# [What you are asked to do]
Set out each line from the following listing that includes the word "atmosphere".

* * *

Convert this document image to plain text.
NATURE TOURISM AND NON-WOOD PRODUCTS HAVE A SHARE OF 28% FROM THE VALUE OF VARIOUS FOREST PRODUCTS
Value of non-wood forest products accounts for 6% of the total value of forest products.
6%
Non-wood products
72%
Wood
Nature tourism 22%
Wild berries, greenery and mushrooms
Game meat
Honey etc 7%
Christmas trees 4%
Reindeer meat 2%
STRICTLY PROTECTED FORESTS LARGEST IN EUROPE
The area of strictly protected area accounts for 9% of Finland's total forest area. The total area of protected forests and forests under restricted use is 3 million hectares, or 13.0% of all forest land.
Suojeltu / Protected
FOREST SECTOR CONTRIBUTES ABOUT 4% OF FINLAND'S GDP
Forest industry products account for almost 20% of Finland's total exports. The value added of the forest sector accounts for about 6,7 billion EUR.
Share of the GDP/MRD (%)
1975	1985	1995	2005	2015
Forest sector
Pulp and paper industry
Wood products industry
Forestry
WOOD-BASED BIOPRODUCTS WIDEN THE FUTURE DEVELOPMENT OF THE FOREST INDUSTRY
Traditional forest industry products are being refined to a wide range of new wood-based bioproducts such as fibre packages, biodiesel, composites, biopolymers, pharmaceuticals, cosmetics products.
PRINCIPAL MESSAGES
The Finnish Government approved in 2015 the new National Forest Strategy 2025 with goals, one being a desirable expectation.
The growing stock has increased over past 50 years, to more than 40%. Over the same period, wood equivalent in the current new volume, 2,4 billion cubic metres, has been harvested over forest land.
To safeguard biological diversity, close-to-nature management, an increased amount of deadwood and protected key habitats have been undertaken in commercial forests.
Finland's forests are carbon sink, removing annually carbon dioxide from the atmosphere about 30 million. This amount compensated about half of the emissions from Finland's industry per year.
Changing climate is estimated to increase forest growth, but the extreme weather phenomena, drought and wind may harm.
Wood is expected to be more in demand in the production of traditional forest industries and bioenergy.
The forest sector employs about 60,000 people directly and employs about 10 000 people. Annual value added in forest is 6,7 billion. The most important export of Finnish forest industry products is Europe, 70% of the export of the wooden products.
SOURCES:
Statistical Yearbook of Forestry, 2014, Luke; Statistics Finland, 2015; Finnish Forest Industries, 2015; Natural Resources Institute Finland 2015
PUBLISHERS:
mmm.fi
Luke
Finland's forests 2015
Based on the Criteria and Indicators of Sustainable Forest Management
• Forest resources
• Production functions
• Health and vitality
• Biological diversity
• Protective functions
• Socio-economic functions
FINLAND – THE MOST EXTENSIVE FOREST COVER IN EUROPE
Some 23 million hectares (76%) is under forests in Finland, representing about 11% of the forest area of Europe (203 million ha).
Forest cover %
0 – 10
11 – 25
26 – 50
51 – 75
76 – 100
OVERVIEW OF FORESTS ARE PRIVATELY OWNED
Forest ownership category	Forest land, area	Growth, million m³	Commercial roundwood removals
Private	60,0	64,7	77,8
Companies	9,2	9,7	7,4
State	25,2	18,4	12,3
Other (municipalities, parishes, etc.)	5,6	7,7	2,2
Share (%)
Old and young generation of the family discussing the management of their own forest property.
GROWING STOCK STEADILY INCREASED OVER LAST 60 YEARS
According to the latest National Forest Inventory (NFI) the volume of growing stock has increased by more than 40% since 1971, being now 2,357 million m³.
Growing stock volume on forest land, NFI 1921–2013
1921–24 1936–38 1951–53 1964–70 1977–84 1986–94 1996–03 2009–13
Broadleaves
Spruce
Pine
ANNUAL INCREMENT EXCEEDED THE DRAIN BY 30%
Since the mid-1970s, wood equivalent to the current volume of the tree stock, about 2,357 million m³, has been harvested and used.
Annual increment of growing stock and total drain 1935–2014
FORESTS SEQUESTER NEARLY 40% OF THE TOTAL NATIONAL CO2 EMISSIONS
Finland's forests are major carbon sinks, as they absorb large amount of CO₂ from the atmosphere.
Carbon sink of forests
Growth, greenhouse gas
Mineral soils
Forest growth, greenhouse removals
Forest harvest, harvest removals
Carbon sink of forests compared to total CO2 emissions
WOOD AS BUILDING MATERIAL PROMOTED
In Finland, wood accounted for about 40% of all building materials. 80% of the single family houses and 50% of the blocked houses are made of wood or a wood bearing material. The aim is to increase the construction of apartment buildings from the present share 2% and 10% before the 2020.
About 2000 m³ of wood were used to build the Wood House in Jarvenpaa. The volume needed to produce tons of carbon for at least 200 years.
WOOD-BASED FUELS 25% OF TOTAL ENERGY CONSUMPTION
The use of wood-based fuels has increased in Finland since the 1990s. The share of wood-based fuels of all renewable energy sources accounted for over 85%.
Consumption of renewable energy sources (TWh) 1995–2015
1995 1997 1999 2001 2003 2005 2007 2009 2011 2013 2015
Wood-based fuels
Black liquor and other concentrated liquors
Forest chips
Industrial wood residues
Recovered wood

* * *

# [Solution to this problem]
Finland's forests are carbon sink, removing annually carbon dioxide from the atmosphere about 30 million. This amount compensated about half of the emissions from Finland's industry per year.
Finland's forests are major carbon sinks, as they absorb large amount of CO₂ from the atmosphere.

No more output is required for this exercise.